**EXERCISE INSTRUCTIONS**
1. Copy the passage of the SIGBUS fix pull request between "Conversation" and "in the tower.", inclusive.
2. In the first Summary bullet of the SIGBUS fix pull request, list the steps of the tool call chain in the order given.

**SELECTED EXCERPT**
------------

Skip to content

fix(core): prevent SIGBUS stack overflow in composio tool path#2069

Merged
senamakel merged 3 commits into
tinyhumansai:mainfrom
senamakel:fix/composio-stack-overflow
May 18, 2026
Merged

fix(core): prevent SIGBUS stack overflow in composio tool path#2069
senamakel merged 3 commits into
tinyhumansai:mainfrom
senamakel:fix/composio-stack-overflow

Conversation

@senamakel
Copy link
Copy Markdown
Member

@senamakel senamakel commented May 18, 2026

Summary

  • Fix EXC_BAD_ACCESS (SIGBUS) in the in-process core when a chat-driven Gmail (or other composio) tool call runs through delegate_to_integrations_agent → integrations_agent → composio_list_tools → load_config_with_timeout. The TOML parse for Config blew the 2 MB tokio worker stack guard page on top of the ~50-frame agent tower.
  • Move toml::from_str::<Config> onto the tokio blocking pool via spawn_blocking so the parser runs on a fresh thread stack.
  • Install a custom tauri::async_runtime with thread_stack_size(8 MiB) at the top of pub fn run() so the in-process core's tokio::spawn(run_server_embedded(..)) inherits 4× the prior headroom for everything else in the tower.
  • Add a structural regression test that drives the full sub-agent → composio_list_toolsload_config_with_timeout chain on a production-shaped 2 MB worker.

Problem

User report: the Tauri window quits without warning when sending a Gmail-related agent request. macOS crash report (crahs.log):

Triggered by Thread: 46  tokio-rt-worker
Exception Type:   EXC_BAD_ACCESS (SIGBUS)
Exception Subtype: KERN_PROTECTION_FAILURE at 0x3028534f0
Exception Message: Could not determine thread index for stack guard region

The address falls inside the stack guard page of a 2 MB tokio worker. Stack frames at the top of the crashed thread were toml_parser::on_array_open → value → … → toml::from_str → Config::load_or_init → load_config_with_timeout → ComposioListToolsTool::execute → subagent_runner::run_inner_loop → SkillDelegationTool::execute → Agent::execute_tools → web channel run_chat_task. About 100 frames total, with the toml parser's serde-monomorphised Visitor frames for the deeply-nested Config (KB-sized per frame) tipping the worker over.

composio_list_tools reloads Config from disk on every invocation (per #1710 Wave 4, so a mid-session composio.mode toggle is observed). That's the trigger; the underlying issue is that the toml parser + agent tower together no longer fit in a 2 MB worker stack.

Solution

Two complementary changes:

  1. src/openhuman/config/schema/load.rs — wrap toml::from_str::<Config> in tokio::task::spawn_blocking via new helper parse_toml_off_worker. The blocking pool thread starts fresh (no async tower above the parse), so the serde Visitor frames no longer compound with the caller's frames. parse_config_with_recovery now routes both the primary parse and the backup-recovery parse through the helper.

  2. app/src-tauri/src/lib.rs — at the very top of pub fn run(), build a custom tokio::runtime::Builder::new_multi_thread().thread_stack_size(8 * 1024 * 1024) runtime and tauri::async_runtime::set(handle) it before any other tauri call. The in-process core runs via tokio::spawn(run_server_embedded(..)) on this runtime, so every JSON-RPC handler gets 4× the prior worker stack headroom. The runtime is leaked (per Tauri's contract: "you cannot drop the underlying TokioRuntime").

------------

**DATASET CONTENT**
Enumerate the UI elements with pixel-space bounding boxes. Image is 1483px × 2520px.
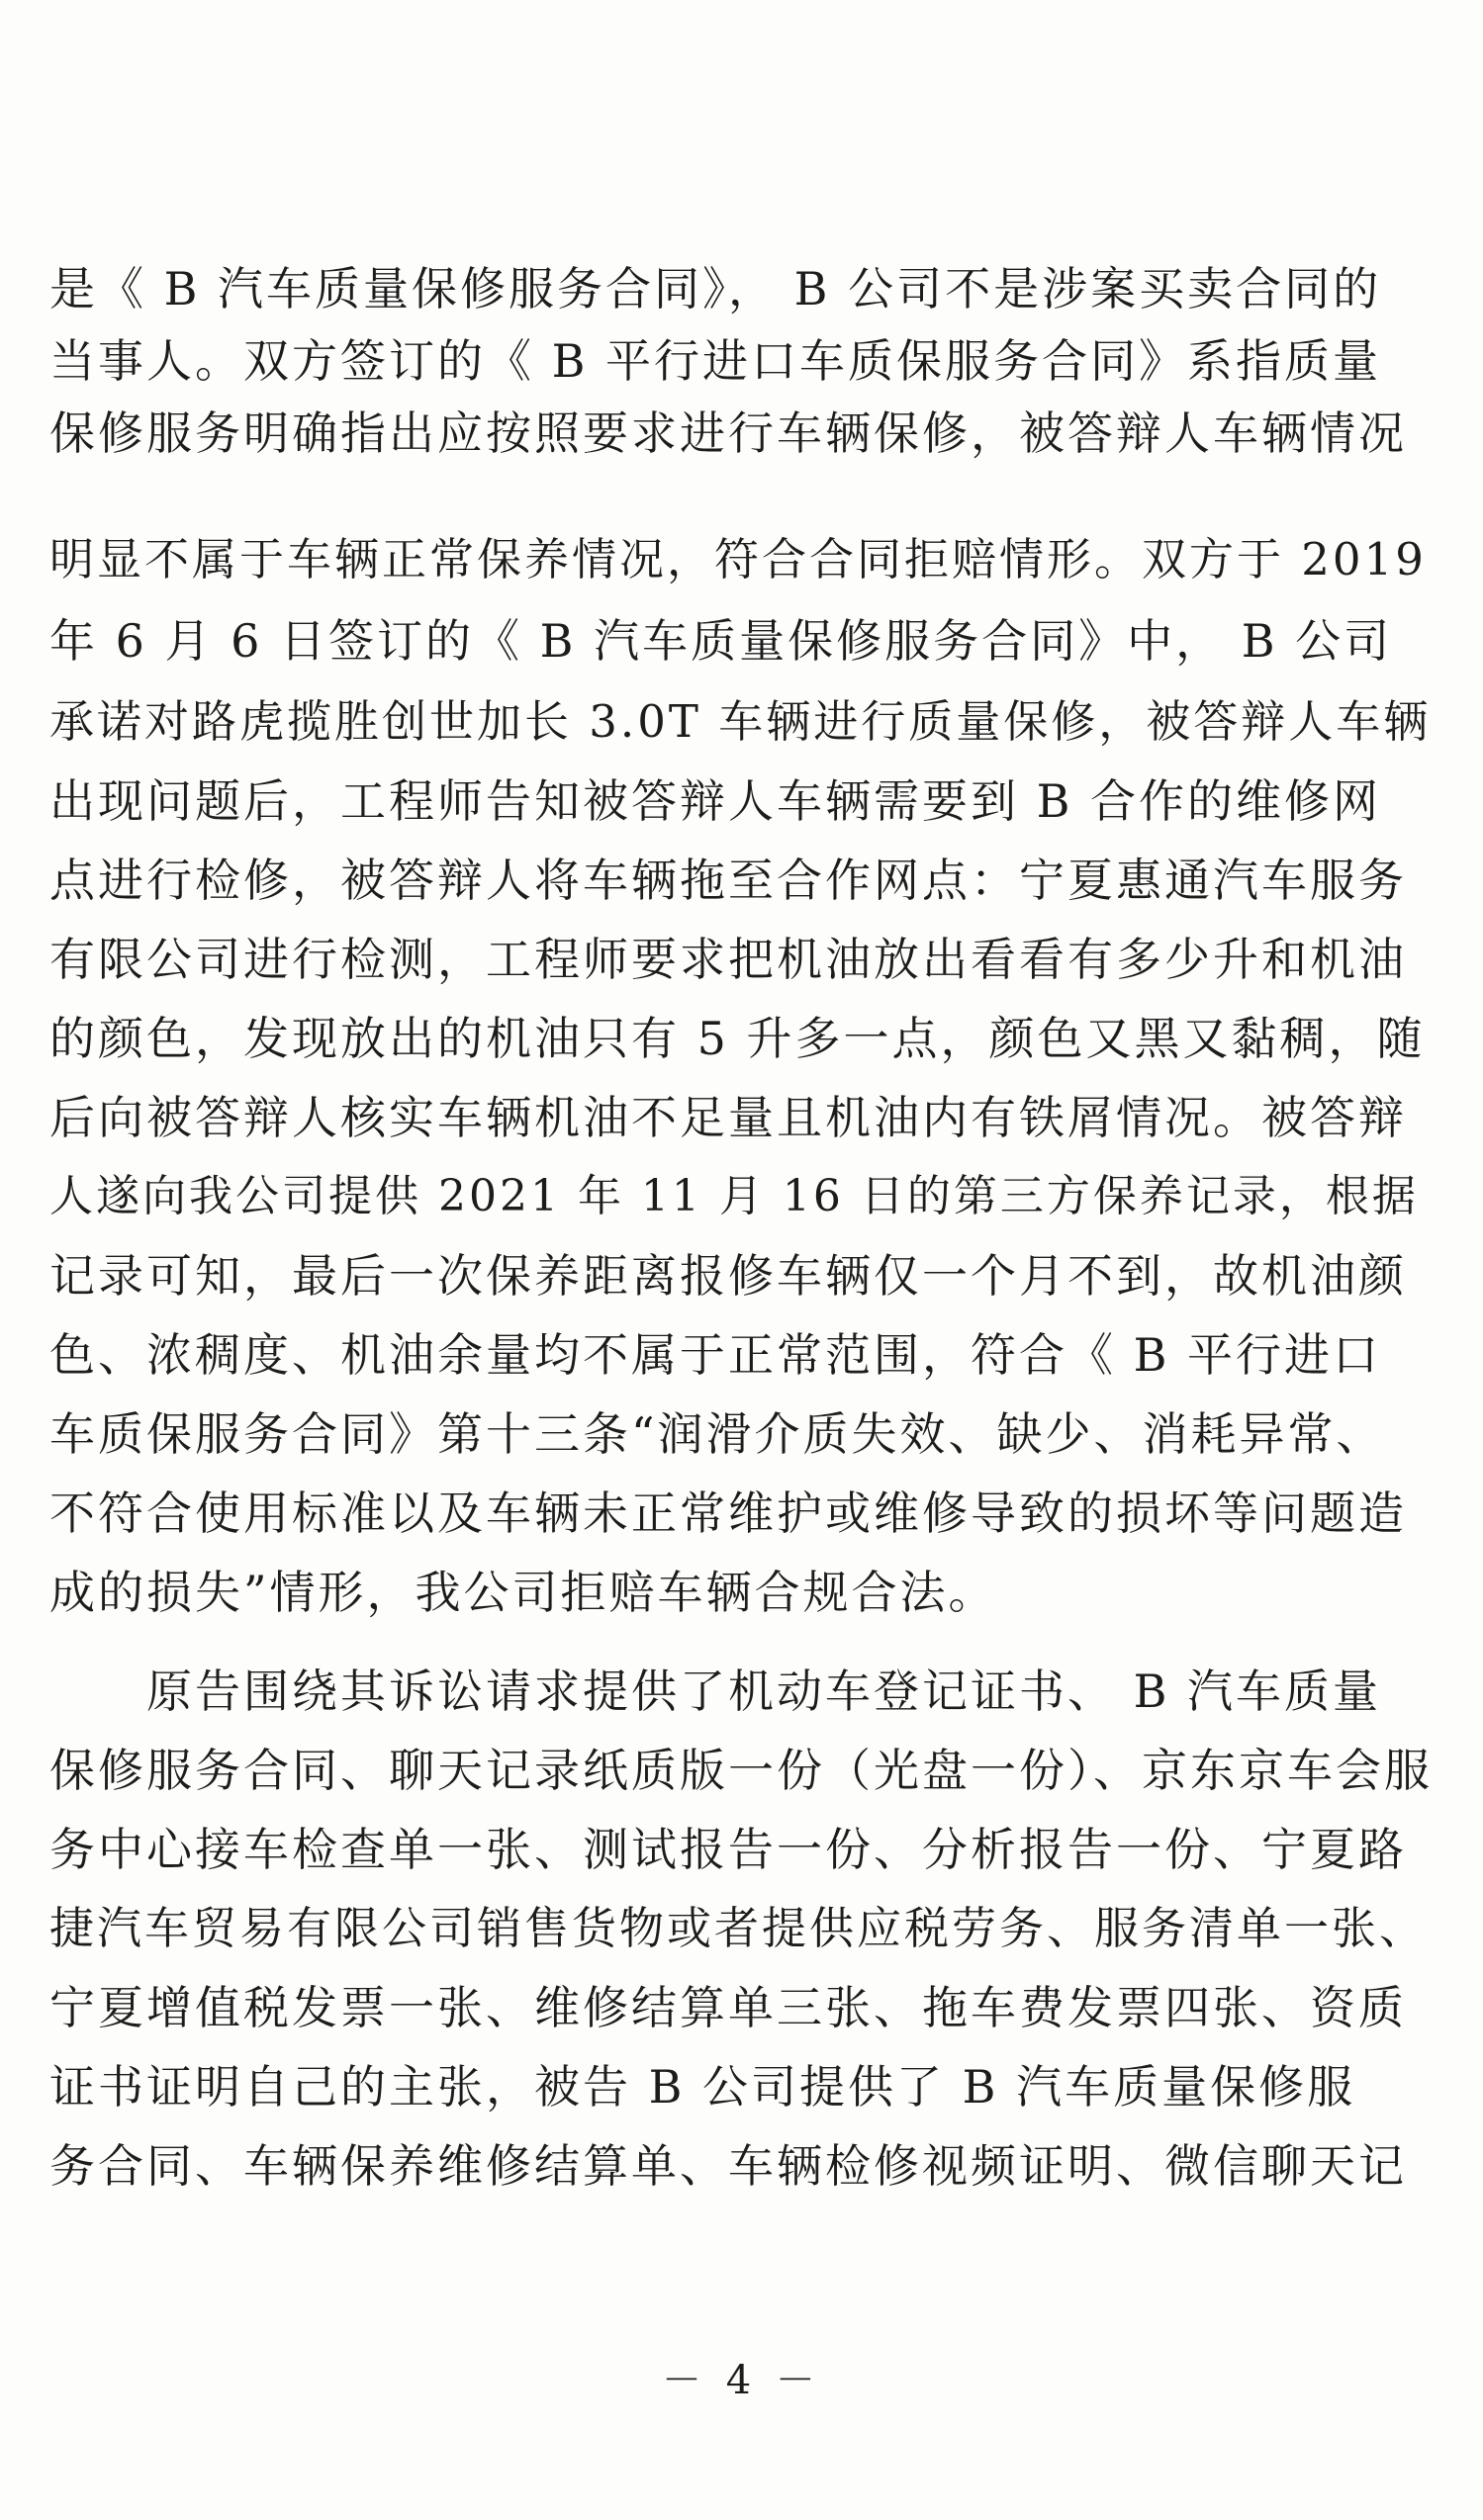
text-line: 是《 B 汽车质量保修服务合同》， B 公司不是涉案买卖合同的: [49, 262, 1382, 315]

------------

**RESPONSES IN ORDER**
1.
Conversation

@senamakel
Copy link
Copy Markdown
Member

@senamakel senamakel commented May 18, 2026

Summary

  • Fix EXC_BAD_ACCESS (SIGBUS) in the in-process core when a chat-driven Gmail (or other composio) tool call runs through delegate_to_integrations_agent → integrations_agent → composio_list_tools → load_config_with_timeout. The TOML parse for Config blew the 2 MB tokio worker stack guard page on top of the ~50-frame agent tower.
  • Move toml::from_str::<Config> onto the tokio blocking pool via spawn_blocking so the parser runs on a fresh thread stack.
  • Install a custom tauri::async_runtime with thread_stack_size(8 MiB) at the top of pub fn run() so the in-process core's tokio::spawn(run_server_embedded(..)) inherits 4× the prior headroom for everything else in the tower.

2.
delegate_to_integrations_agent
integrations_agent
composio_list_tools
load_config_with_timeout